> Data shown:

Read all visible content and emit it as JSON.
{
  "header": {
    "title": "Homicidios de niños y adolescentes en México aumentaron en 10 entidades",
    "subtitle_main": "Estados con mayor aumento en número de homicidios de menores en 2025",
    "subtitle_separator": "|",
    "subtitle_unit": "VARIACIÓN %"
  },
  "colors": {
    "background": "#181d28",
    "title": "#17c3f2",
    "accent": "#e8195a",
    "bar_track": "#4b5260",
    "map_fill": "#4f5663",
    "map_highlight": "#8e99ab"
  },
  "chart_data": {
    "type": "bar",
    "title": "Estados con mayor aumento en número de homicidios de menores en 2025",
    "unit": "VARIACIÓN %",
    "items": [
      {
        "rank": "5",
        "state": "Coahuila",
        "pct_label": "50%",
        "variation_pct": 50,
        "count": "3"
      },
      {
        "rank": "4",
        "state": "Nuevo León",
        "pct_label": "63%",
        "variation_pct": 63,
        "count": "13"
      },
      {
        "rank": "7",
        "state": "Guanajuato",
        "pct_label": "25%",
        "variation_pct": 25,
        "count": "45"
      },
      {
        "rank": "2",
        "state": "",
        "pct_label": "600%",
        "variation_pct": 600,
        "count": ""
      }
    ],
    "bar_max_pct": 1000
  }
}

> What this task involves: Go through the records above and set each one down exactly, please.

> Completed exercise:
Read all visible content and emit it as JSON.
{
  "header": {
    "title": "Homicidios de niños y adolescentes en México aumentaron en 10 entidades",
    "subtitle_main": "Estados con mayor aumento en número de homicidios de menores en 2025",
    "subtitle_separator": "|",
    "subtitle_unit": "VARIACIÓN %"
  },
  "colors": {
    "background": "#181d28",
    "title": "#17c3f2",
    "accent": "#e8195a",
    "bar_track": "#4b5260",
    "map_fill": "#4f5663",
    "map_highlight": "#8e99ab"
  },
  "chart_data": {
    "type": "bar",
    "title": "Estados con mayor aumento en número de homicidios de menores en 2025",
    "unit": "VARIACIÓN %",
    "items": [
      {
        "rank": "5",
        "state": "Coahuila",
        "pct_label": "50%",
        "variation_pct": 50,
        "count": "3"
      },
      {
        "rank": "4",
        "state": "Nuevo León",
        "pct_label": "63%",
        "variation_pct": 63,
        "count": "13"
      },
      {
        "rank": "7",
        "state": "Guanajuato",
        "pct_label": "25%",
        "variation_pct": 25,
        "count": "45"
      },
      {
        "rank": "2",
        "state": "",
        "pct_label": "600%",
        "variation_pct": 600,
        "count": ""
      }
    ],
    "bar_max_pct": 1000
  }
}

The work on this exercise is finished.